>> Start
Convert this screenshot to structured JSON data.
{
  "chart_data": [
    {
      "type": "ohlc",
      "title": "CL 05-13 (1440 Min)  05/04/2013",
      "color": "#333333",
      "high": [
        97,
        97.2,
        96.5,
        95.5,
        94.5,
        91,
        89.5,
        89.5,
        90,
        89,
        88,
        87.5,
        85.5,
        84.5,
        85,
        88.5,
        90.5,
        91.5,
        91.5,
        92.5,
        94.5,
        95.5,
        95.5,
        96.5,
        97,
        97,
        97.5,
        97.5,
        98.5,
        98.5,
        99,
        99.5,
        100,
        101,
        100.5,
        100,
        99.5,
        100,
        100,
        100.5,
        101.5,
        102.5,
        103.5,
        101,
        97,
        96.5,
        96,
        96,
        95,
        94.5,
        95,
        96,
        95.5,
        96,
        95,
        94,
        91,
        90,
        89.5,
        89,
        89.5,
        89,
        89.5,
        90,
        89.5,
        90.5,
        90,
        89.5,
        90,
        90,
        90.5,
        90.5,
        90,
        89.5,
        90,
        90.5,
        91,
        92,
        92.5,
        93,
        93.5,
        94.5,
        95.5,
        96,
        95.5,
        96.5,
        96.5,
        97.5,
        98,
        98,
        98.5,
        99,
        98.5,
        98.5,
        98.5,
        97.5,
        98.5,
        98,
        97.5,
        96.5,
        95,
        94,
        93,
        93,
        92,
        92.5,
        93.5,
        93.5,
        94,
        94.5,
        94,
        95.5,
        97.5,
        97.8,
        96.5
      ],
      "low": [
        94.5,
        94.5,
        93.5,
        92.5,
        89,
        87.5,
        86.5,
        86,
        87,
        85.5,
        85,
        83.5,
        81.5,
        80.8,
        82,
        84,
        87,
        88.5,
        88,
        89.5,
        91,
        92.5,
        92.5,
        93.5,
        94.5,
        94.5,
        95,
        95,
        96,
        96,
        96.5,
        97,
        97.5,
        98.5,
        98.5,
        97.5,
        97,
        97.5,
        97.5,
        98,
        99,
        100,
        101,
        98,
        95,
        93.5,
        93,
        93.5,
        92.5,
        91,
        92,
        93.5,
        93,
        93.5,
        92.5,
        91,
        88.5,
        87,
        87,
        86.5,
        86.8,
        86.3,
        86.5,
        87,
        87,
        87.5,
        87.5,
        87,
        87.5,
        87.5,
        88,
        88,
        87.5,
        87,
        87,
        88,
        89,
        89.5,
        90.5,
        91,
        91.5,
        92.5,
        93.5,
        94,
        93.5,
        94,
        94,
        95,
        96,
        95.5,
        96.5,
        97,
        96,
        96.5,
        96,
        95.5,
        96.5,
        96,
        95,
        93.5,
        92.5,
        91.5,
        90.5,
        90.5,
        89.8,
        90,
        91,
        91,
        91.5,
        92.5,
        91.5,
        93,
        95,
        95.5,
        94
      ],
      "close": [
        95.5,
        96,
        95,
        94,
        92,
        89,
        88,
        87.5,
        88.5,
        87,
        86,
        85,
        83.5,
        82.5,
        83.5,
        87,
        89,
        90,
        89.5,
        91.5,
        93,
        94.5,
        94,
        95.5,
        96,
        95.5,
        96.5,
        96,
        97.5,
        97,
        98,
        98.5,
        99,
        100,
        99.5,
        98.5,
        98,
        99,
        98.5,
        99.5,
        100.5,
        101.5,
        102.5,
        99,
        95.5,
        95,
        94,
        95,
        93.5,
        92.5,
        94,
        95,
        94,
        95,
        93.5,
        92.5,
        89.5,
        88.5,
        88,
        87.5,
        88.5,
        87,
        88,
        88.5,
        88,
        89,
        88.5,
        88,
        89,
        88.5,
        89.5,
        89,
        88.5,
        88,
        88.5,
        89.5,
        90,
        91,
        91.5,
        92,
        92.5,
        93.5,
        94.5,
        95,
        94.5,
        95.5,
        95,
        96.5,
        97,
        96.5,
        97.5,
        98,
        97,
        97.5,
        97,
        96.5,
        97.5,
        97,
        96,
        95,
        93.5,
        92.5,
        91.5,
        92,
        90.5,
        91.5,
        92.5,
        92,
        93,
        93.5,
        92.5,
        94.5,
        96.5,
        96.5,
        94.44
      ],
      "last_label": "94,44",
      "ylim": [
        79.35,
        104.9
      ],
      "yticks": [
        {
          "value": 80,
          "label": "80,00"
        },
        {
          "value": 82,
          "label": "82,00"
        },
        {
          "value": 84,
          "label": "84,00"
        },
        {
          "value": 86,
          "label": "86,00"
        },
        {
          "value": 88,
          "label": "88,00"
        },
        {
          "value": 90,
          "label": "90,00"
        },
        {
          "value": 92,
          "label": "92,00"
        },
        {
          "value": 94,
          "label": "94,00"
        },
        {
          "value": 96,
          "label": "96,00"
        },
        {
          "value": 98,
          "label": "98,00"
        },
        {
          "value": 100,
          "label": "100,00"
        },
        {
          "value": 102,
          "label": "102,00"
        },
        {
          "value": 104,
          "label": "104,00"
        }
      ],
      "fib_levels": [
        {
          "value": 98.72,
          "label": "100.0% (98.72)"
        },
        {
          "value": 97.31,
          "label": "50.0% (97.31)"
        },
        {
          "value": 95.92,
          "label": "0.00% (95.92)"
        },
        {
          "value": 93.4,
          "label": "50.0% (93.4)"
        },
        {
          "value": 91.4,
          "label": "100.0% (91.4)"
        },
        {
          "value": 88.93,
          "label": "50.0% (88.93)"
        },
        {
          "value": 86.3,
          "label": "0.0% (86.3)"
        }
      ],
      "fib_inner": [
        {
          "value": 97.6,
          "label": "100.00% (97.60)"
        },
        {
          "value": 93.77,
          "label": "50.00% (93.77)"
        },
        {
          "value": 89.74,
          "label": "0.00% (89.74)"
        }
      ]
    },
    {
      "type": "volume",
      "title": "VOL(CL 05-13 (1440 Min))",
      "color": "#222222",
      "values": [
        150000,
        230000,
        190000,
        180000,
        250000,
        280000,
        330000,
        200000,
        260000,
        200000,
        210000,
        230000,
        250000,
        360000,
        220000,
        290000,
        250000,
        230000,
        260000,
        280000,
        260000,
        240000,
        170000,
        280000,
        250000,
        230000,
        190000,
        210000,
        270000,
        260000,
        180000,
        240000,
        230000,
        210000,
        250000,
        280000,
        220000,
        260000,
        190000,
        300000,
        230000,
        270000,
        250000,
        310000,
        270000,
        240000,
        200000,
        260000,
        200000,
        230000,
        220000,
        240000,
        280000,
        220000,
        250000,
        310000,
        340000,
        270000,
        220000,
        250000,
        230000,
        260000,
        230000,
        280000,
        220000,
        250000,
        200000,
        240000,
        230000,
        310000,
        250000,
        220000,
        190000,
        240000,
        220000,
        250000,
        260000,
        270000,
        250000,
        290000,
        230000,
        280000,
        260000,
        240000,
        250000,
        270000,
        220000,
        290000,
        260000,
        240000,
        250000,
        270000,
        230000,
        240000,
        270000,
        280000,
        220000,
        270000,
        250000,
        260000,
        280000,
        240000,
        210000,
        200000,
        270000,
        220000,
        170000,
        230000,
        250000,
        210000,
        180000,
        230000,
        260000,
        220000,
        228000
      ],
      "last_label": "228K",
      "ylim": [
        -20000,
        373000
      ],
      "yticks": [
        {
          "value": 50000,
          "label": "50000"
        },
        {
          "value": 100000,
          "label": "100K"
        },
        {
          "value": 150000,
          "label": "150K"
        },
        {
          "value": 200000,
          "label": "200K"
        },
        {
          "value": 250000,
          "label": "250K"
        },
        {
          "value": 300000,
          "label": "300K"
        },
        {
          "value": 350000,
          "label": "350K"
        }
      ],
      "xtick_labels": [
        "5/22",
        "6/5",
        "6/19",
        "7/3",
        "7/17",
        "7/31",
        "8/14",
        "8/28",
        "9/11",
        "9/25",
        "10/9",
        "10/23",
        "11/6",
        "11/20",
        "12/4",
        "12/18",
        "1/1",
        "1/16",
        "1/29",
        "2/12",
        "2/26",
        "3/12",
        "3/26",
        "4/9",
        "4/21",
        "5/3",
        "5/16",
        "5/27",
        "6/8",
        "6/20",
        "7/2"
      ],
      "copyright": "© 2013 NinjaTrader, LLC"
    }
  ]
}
>> End
- _SHORT TASK_
Show all lines in the entries above where the string "title" appears.

- _RESULT FOR THIS TASK_
      "title": "CL 05-13 (1440 Min)  05/04/2013",
      "title": "VOL(CL 05-13 (1440 Min))",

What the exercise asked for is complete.